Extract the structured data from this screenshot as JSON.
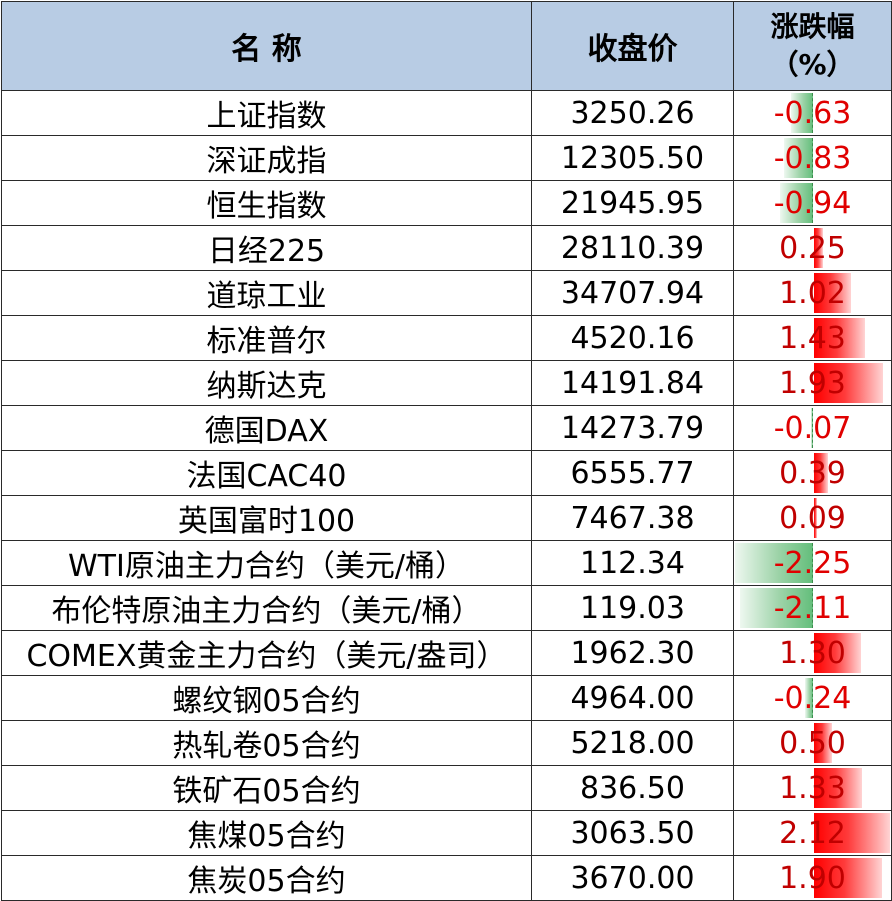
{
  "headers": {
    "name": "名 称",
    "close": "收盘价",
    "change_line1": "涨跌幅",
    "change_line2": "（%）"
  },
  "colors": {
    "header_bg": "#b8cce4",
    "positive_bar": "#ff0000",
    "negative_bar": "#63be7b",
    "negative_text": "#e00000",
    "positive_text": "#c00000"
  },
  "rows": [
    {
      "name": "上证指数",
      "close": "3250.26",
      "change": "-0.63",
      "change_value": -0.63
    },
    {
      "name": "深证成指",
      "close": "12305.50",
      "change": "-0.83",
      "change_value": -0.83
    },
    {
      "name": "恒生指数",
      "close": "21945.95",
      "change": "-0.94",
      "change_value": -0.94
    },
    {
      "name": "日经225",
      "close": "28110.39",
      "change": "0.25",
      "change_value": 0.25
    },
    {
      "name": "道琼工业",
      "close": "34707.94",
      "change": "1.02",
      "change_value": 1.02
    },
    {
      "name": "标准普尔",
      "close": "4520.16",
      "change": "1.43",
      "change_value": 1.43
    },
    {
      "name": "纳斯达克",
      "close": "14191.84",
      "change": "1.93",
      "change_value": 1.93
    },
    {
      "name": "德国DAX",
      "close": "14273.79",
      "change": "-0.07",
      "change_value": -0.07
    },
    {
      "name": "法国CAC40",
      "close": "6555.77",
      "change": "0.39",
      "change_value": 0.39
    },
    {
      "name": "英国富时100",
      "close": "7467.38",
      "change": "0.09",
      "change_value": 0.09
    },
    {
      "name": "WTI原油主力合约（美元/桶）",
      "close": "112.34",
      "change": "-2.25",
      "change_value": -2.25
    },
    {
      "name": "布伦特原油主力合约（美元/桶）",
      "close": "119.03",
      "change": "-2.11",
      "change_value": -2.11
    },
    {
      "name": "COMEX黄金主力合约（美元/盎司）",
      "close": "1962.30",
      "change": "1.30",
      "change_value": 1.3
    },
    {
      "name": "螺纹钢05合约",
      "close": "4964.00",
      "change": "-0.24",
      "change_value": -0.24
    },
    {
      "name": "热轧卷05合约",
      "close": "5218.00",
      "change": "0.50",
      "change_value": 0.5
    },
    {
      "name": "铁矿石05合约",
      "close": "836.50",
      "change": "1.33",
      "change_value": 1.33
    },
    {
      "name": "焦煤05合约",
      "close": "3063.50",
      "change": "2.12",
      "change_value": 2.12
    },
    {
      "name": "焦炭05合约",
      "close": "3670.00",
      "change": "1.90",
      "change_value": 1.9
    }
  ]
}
______
§ Instruction
Reproduce every record above exactly, omitting the pictures.

§ Finished task
Extract the structured data from this screenshot as JSON.
{
  "headers": {
    "name": "名 称",
    "close": "收盘价",
    "change_line1": "涨跌幅",
    "change_line2": "（%）"
  },
  "colors": {
    "header_bg": "#b8cce4",
    "positive_bar": "#ff0000",
    "negative_bar": "#63be7b",
    "negative_text": "#e00000",
    "positive_text": "#c00000"
  },
  "rows": [
    {
      "name": "上证指数",
      "close": "3250.26",
      "change": "-0.63",
      "change_value": -0.63
    },
    {
      "name": "深证成指",
      "close": "12305.50",
      "change": "-0.83",
      "change_value": -0.83
    },
    {
      "name": "恒生指数",
      "close": "21945.95",
      "change": "-0.94",
      "change_value": -0.94
    },
    {
      "name": "日经225",
      "close": "28110.39",
      "change": "0.25",
      "change_value": 0.25
    },
    {
      "name": "道琼工业",
      "close": "34707.94",
      "change": "1.02",
      "change_value": 1.02
    },
    {
      "name": "标准普尔",
      "close": "4520.16",
      "change": "1.43",
      "change_value": 1.43
    },
    {
      "name": "纳斯达克",
      "close": "14191.84",
      "change": "1.93",
      "change_value": 1.93
    },
    {
      "name": "德国DAX",
      "close": "14273.79",
      "change": "-0.07",
      "change_value": -0.07
    },
    {
      "name": "法国CAC40",
      "close": "6555.77",
      "change": "0.39",
      "change_value": 0.39
    },
    {
      "name": "英国富时100",
      "close": "7467.38",
      "change": "0.09",
      "change_value": 0.09
    },
    {
      "name": "WTI原油主力合约（美元/桶）",
      "close": "112.34",
      "change": "-2.25",
      "change_value": -2.25
    },
    {
      "name": "布伦特原油主力合约（美元/桶）",
      "close": "119.03",
      "change": "-2.11",
      "change_value": -2.11
    },
    {
      "name": "COMEX黄金主力合约（美元/盎司）",
      "close": "1962.30",
      "change": "1.30",
      "change_value": 1.3
    },
    {
      "name": "螺纹钢05合约",
      "close": "4964.00",
      "change": "-0.24",
      "change_value": -0.24
    },
    {
      "name": "热轧卷05合约",
      "close": "5218.00",
      "change": "0.50",
      "change_value": 0.5
    },
    {
      "name": "铁矿石05合约",
      "close": "836.50",
      "change": "1.33",
      "change_value": 1.33
    },
    {
      "name": "焦煤05合约",
      "close": "3063.50",
      "change": "2.12",
      "change_value": 2.12
    },
    {
      "name": "焦炭05合约",
      "close": "3670.00",
      "change": "1.90",
      "change_value": 1.9
    }
  ]
}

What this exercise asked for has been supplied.